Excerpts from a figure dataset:
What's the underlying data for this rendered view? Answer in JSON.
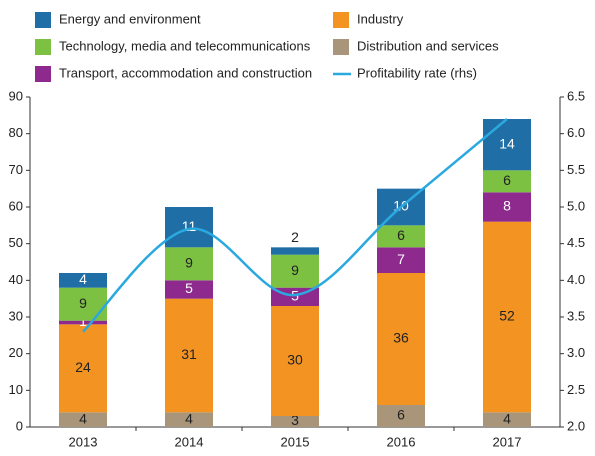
{
  "chart_data": {
    "type": "stacked_bar_line",
    "categories": [
      "2013",
      "2014",
      "2015",
      "2016",
      "2017"
    ],
    "series": [
      {
        "name": "Distribution and services",
        "color": "#a8957a",
        "values": [
          4,
          4,
          3,
          6,
          4
        ]
      },
      {
        "name": "Industry",
        "color": "#f39322",
        "values": [
          24,
          31,
          30,
          36,
          52
        ]
      },
      {
        "name": "Transport, accommodation and construction",
        "color": "#8e2a8e",
        "values": [
          1,
          5,
          5,
          7,
          8
        ]
      },
      {
        "name": "Technology, media and telecommunications",
        "color": "#7dc142",
        "values": [
          9,
          9,
          9,
          6,
          6
        ]
      },
      {
        "name": "Energy and environment",
        "color": "#1f6fa6",
        "values": [
          4,
          11,
          2,
          10,
          14
        ]
      },
      {
        "name": "Profitability rate (rhs)",
        "color": "#2aa9e0",
        "axis": "y2",
        "values": [
          3.3,
          4.7,
          3.8,
          5.0,
          6.2
        ]
      }
    ],
    "ylim": [
      0,
      90
    ],
    "yticks": [
      0,
      10,
      20,
      30,
      40,
      50,
      60,
      70,
      80,
      90
    ],
    "y2lim": [
      2.0,
      6.5
    ],
    "y2ticks": [
      {
        "value": 2.0,
        "label": "2.0"
      },
      2.5,
      {
        "value": 3.0,
        "label": "3.0"
      },
      3.5,
      {
        "value": 4.0,
        "label": "4.0"
      },
      4.5,
      {
        "value": 5.0,
        "label": "5.0"
      },
      5.5,
      {
        "value": 6.0,
        "label": "6.0"
      },
      6.5
    ]
  }
}
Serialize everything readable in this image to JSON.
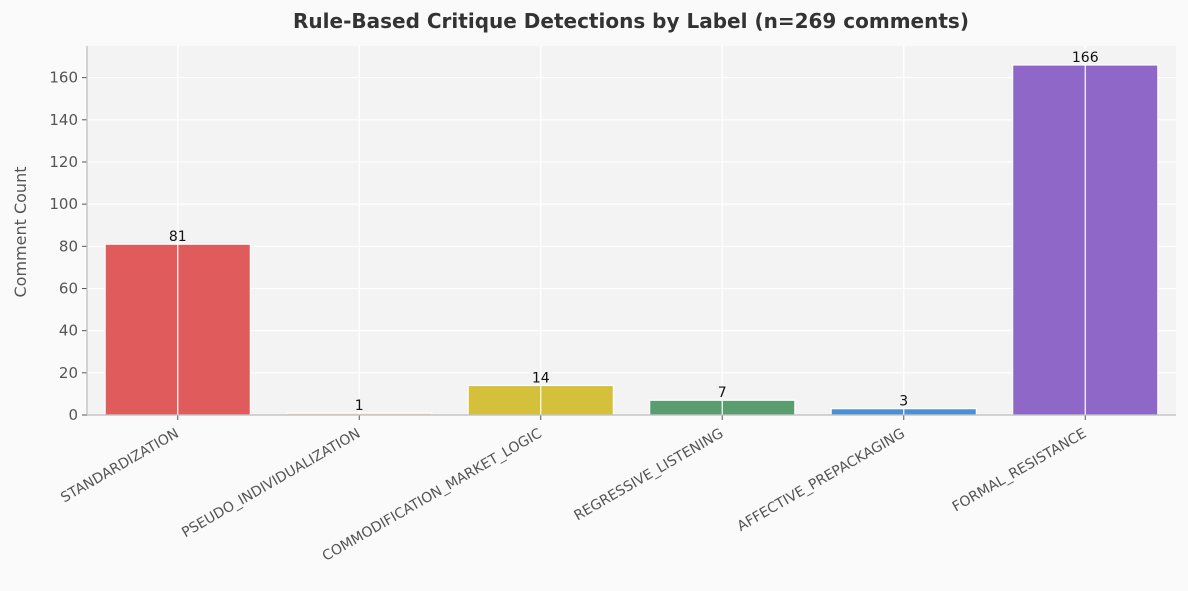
{
  "chart_data": {
    "type": "bar",
    "title": "Rule-Based Critique Detections by Label  (n=269 comments)",
    "xlabel": "",
    "ylabel": "Comment Count",
    "categories": [
      "STANDARDIZATION",
      "PSEUDO_INDIVIDUALIZATION",
      "COMMODIFICATION_MARKET_LOGIC",
      "REGRESSIVE_LISTENING",
      "AFFECTIVE_PREPACKAGING",
      "FORMAL_RESISTANCE"
    ],
    "values": [
      81,
      1,
      14,
      7,
      3,
      166
    ],
    "colors": [
      "#e05c5c",
      "#f3ddc4",
      "#d4c03a",
      "#5a9e6f",
      "#4a90d9",
      "#8e67c8"
    ],
    "ylim": [
      0,
      175
    ],
    "yticks": [
      0,
      20,
      40,
      60,
      80,
      100,
      120,
      140,
      160
    ],
    "grid": true,
    "legend": "none"
  }
}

What the task requires: Within the listing above, copy each line that has the string "JSON".

Full output:
What's the underlying data for this rendered view? Answer in JSON.
Serialize everything readable in this image to JSON.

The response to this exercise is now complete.